What you have to do —
What is the count of lines that hold the word "JSON"? Give only the number.

(Dataset excerpts)
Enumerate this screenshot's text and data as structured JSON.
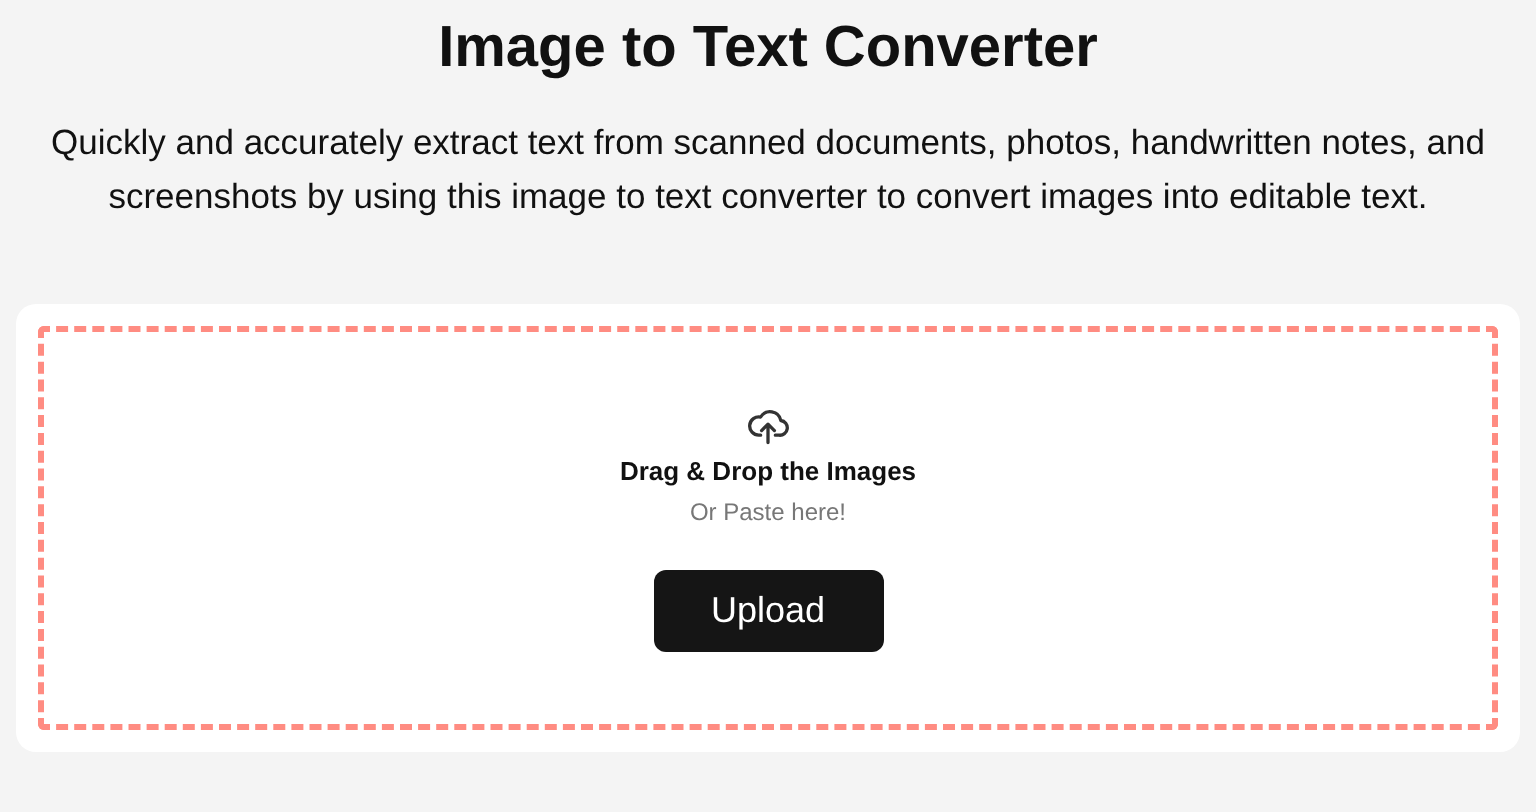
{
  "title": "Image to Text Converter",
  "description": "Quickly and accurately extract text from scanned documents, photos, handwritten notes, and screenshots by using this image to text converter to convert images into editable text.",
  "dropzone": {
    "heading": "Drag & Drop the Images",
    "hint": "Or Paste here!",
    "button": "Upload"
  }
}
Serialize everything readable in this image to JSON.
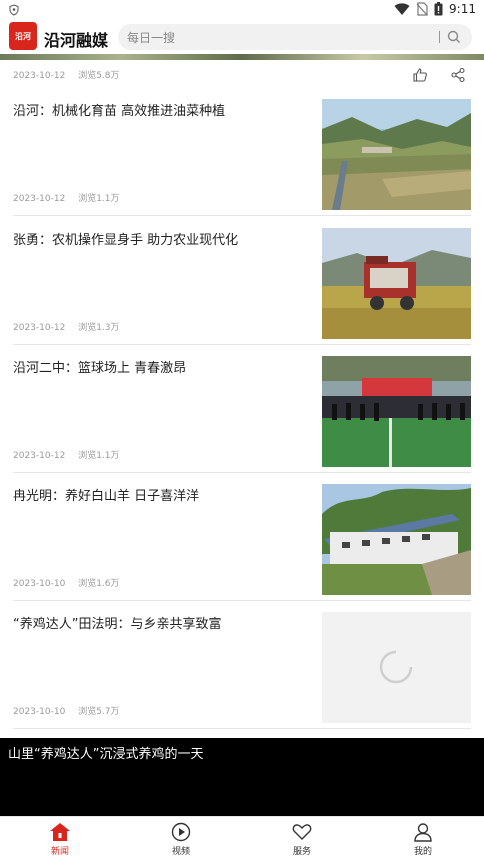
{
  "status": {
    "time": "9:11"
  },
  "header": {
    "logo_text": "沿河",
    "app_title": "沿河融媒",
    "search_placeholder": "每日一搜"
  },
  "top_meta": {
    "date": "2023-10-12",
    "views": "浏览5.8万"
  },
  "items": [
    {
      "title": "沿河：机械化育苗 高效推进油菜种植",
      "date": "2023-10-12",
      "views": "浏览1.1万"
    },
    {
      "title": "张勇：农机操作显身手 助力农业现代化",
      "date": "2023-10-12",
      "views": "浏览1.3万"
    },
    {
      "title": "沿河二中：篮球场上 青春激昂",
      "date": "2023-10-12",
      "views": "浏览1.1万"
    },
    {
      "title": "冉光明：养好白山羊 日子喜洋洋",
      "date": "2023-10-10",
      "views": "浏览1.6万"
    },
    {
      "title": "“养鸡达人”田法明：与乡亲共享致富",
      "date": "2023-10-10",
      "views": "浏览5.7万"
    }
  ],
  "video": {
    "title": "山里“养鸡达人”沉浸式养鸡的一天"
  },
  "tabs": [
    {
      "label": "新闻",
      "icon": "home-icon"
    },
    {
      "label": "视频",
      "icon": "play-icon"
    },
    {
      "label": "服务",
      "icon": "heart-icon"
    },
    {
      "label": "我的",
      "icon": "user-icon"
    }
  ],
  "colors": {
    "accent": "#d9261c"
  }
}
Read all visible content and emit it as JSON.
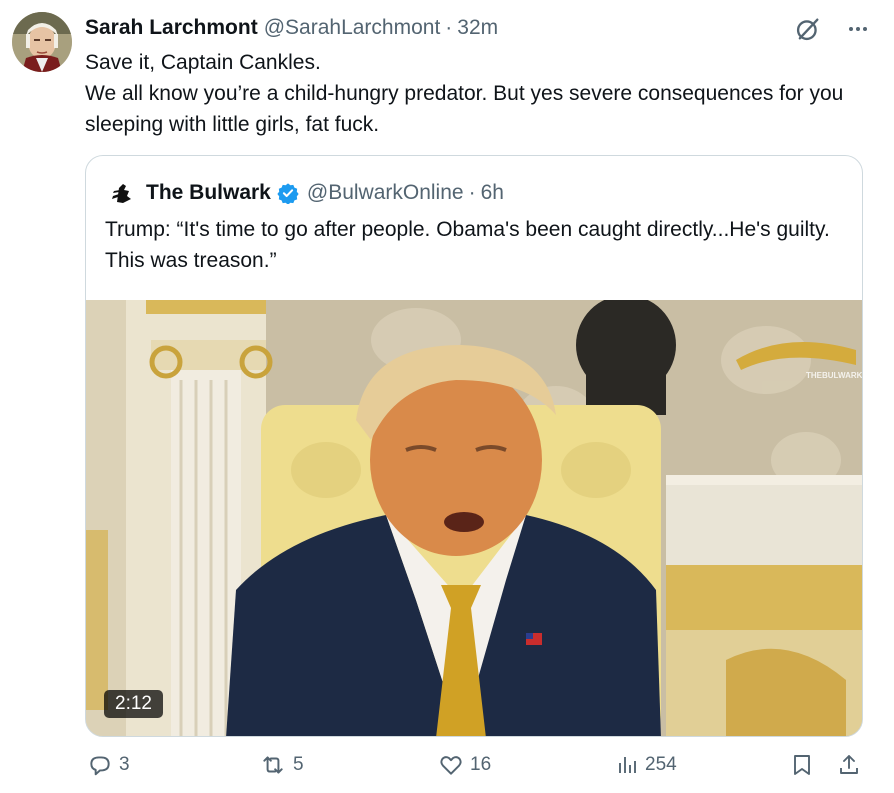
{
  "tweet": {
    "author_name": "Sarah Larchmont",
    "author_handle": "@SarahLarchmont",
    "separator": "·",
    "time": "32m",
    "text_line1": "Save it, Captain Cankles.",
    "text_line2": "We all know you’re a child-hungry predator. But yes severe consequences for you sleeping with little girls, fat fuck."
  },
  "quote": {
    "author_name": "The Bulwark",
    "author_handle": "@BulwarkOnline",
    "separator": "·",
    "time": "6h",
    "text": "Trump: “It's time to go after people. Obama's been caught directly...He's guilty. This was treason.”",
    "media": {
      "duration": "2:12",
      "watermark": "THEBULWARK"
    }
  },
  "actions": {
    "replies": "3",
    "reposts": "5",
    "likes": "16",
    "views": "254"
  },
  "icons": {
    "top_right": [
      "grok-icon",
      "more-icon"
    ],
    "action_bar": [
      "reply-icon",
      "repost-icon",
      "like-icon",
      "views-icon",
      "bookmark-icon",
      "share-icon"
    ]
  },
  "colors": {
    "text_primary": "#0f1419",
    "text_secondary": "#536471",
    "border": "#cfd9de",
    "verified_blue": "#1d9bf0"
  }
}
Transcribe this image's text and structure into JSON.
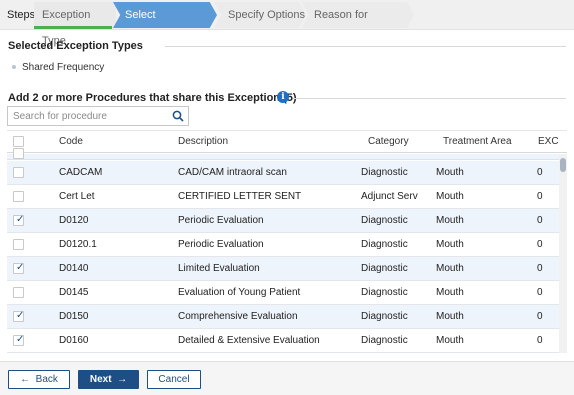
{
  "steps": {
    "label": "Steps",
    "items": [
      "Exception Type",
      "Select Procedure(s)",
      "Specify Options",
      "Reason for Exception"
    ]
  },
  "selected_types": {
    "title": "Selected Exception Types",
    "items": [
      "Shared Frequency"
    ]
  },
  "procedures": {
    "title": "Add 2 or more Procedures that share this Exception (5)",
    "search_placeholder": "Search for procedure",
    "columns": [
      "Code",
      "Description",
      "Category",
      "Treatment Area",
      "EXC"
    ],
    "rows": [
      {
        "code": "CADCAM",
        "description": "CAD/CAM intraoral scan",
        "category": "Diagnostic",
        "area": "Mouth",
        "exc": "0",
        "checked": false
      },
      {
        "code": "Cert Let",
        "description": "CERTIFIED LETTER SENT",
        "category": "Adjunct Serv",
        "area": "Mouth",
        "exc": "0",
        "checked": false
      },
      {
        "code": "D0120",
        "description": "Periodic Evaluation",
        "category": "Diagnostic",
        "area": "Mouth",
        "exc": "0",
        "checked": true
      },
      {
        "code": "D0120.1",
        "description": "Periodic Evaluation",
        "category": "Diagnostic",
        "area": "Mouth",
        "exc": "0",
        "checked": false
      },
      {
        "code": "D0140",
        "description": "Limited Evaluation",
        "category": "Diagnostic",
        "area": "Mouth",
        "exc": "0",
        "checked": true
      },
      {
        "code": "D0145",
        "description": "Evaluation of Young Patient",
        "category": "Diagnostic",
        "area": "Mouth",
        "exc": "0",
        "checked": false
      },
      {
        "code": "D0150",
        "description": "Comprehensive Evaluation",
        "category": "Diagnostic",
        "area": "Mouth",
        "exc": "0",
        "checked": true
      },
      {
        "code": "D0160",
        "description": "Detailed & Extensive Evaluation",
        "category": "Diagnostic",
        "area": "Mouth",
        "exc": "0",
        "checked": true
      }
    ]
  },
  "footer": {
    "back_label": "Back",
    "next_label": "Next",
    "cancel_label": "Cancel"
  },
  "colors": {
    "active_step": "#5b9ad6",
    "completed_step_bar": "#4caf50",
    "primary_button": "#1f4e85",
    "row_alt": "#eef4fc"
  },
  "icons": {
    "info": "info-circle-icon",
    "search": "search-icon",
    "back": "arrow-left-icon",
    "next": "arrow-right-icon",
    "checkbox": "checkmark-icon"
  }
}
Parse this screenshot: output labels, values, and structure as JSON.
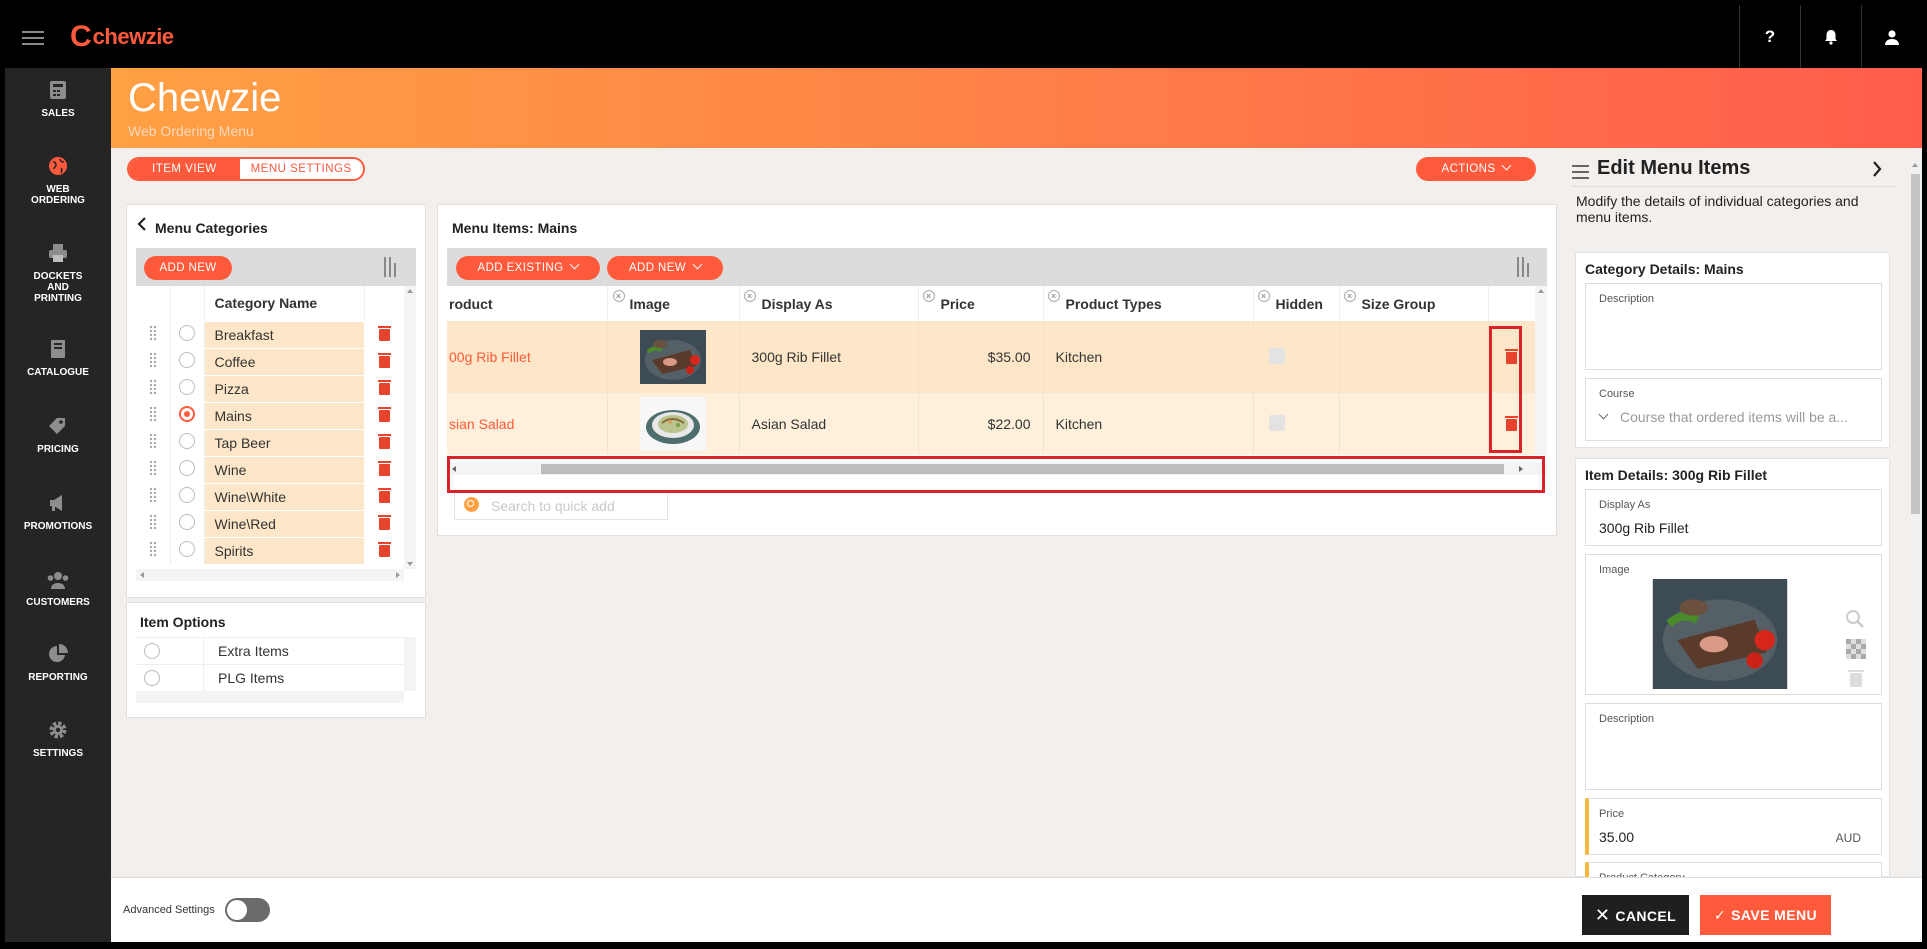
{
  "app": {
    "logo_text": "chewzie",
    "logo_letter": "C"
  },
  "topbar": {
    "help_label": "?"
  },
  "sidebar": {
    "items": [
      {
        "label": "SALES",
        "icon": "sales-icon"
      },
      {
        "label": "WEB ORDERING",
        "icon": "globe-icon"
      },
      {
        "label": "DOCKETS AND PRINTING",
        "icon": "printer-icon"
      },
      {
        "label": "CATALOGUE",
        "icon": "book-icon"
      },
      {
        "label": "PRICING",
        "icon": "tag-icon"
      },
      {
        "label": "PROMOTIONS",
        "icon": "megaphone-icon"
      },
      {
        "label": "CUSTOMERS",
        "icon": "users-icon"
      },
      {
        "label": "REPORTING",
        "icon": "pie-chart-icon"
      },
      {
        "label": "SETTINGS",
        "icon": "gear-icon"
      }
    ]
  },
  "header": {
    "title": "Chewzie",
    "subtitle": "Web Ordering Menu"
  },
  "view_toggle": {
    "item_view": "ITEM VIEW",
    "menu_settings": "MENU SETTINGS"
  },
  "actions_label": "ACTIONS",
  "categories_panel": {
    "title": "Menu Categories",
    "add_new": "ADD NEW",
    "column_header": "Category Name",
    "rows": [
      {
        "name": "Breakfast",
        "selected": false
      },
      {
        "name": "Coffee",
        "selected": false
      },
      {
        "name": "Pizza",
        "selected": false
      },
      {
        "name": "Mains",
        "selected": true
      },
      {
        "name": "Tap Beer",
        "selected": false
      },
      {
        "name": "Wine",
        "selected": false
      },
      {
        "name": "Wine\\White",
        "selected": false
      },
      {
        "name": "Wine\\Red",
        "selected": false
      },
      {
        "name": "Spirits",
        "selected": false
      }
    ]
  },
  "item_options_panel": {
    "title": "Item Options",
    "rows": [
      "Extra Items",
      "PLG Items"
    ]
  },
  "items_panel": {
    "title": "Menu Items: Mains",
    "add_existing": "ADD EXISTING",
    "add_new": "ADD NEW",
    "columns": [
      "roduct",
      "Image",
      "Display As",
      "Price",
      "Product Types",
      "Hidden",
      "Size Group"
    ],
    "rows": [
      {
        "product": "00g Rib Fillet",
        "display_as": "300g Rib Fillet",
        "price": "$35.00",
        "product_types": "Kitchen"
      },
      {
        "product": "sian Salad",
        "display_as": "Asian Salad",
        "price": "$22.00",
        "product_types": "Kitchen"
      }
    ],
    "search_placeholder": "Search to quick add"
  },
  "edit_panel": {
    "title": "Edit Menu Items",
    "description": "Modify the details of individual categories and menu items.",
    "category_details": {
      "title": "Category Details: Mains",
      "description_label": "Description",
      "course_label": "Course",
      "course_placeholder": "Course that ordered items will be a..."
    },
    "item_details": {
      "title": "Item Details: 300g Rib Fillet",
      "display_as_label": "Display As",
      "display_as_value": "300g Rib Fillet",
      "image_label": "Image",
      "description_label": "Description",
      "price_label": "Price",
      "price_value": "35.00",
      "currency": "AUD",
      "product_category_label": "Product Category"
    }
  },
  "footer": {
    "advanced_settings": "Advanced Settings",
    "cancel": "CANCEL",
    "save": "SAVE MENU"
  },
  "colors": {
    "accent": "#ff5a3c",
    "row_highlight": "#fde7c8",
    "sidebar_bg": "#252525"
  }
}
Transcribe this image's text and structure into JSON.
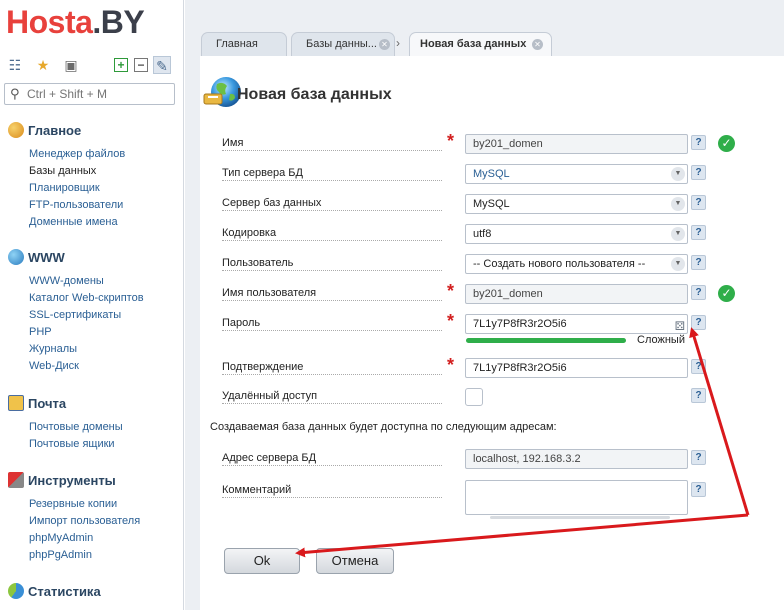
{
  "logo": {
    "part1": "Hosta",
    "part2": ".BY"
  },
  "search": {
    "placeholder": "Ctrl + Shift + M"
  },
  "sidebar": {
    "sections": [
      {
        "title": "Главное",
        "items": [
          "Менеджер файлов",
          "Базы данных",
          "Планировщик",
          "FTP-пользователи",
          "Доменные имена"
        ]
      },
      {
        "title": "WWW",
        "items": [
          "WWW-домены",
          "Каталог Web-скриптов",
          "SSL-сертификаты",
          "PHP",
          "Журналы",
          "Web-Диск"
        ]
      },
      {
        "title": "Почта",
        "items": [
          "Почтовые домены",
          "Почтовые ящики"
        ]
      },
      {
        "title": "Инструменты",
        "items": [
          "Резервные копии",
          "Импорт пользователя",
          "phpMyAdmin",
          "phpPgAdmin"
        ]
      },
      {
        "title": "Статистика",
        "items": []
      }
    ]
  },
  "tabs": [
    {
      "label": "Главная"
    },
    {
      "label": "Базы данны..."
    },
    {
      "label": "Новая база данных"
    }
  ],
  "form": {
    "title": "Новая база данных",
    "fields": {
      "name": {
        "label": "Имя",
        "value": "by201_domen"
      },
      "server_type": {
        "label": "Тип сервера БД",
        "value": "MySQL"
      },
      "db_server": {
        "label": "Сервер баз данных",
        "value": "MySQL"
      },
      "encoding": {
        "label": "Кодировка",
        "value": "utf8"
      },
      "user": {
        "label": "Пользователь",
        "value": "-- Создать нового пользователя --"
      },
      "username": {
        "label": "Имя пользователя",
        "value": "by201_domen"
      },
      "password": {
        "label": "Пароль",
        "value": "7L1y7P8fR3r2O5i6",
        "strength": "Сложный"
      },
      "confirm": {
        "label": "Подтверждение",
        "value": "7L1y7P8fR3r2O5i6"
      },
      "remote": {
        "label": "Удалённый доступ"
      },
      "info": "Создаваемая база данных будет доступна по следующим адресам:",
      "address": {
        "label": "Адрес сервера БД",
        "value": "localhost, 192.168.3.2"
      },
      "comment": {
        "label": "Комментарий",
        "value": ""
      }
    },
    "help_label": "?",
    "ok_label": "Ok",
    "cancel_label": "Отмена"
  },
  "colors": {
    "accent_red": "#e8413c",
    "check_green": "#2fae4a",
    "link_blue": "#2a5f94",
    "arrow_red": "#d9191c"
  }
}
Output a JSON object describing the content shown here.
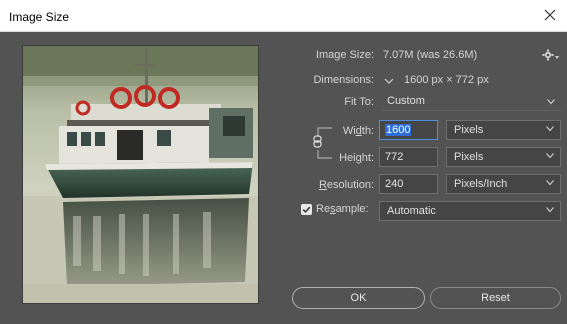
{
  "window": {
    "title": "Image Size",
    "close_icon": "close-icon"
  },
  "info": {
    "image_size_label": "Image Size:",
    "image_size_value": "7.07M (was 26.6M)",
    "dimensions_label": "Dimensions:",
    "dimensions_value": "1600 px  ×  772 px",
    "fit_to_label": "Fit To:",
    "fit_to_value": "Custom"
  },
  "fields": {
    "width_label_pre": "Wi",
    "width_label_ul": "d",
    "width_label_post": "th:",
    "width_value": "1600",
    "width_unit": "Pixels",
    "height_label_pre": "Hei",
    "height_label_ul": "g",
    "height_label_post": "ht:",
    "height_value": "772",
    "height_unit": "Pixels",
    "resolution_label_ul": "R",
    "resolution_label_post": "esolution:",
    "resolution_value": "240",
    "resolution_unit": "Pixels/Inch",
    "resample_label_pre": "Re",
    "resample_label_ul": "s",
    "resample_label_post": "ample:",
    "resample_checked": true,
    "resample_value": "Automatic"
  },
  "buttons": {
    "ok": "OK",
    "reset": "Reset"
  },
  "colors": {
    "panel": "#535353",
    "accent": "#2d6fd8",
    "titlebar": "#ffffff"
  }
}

Task result —
7